# Short problem:
Your answer should be one number: how many lines of the records hold the string "Risk".
Start of Data for this task
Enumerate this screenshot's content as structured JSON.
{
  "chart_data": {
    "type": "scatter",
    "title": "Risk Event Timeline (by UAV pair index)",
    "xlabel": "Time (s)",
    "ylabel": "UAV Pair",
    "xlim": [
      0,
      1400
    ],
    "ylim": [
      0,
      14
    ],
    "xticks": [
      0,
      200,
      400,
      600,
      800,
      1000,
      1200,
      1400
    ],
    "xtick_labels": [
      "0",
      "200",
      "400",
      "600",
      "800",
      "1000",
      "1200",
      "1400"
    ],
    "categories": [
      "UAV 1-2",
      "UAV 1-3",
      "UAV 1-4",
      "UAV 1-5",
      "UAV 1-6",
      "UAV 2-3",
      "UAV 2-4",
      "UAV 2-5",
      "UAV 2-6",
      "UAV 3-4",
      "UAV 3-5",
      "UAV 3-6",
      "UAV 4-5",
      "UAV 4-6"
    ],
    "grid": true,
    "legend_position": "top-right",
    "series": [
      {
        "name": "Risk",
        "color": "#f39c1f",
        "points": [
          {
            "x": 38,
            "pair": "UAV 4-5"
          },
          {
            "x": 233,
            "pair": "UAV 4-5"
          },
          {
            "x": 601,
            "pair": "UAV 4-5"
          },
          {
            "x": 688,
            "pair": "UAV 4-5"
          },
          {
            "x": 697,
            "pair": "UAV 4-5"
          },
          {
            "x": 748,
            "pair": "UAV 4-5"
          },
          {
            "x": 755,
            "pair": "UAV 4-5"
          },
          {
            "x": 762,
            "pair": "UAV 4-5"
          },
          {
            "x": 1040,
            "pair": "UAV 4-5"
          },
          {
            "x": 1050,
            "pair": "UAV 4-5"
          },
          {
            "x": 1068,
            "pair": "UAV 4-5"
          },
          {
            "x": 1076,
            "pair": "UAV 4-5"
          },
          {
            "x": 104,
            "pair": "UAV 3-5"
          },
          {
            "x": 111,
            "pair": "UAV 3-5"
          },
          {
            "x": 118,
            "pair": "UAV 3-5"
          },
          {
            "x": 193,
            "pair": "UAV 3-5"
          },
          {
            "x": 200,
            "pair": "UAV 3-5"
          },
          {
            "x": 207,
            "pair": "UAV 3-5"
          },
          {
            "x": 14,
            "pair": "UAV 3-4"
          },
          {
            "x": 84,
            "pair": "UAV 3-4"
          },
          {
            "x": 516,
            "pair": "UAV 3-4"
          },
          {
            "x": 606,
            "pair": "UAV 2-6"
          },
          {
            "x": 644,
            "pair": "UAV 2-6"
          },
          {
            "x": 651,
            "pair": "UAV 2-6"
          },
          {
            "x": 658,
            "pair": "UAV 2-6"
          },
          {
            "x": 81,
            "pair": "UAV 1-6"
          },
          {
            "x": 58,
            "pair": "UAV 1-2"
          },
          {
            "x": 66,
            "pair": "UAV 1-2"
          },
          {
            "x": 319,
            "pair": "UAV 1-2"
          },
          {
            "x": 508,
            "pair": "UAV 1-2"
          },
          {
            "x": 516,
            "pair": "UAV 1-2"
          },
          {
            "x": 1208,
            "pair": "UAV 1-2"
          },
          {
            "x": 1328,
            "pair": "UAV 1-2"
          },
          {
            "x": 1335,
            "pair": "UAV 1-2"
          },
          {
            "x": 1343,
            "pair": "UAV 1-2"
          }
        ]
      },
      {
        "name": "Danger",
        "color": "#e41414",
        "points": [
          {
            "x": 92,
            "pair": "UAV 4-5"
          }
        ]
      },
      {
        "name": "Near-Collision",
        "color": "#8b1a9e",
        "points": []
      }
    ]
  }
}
End of Data for this task
# Written solution:
2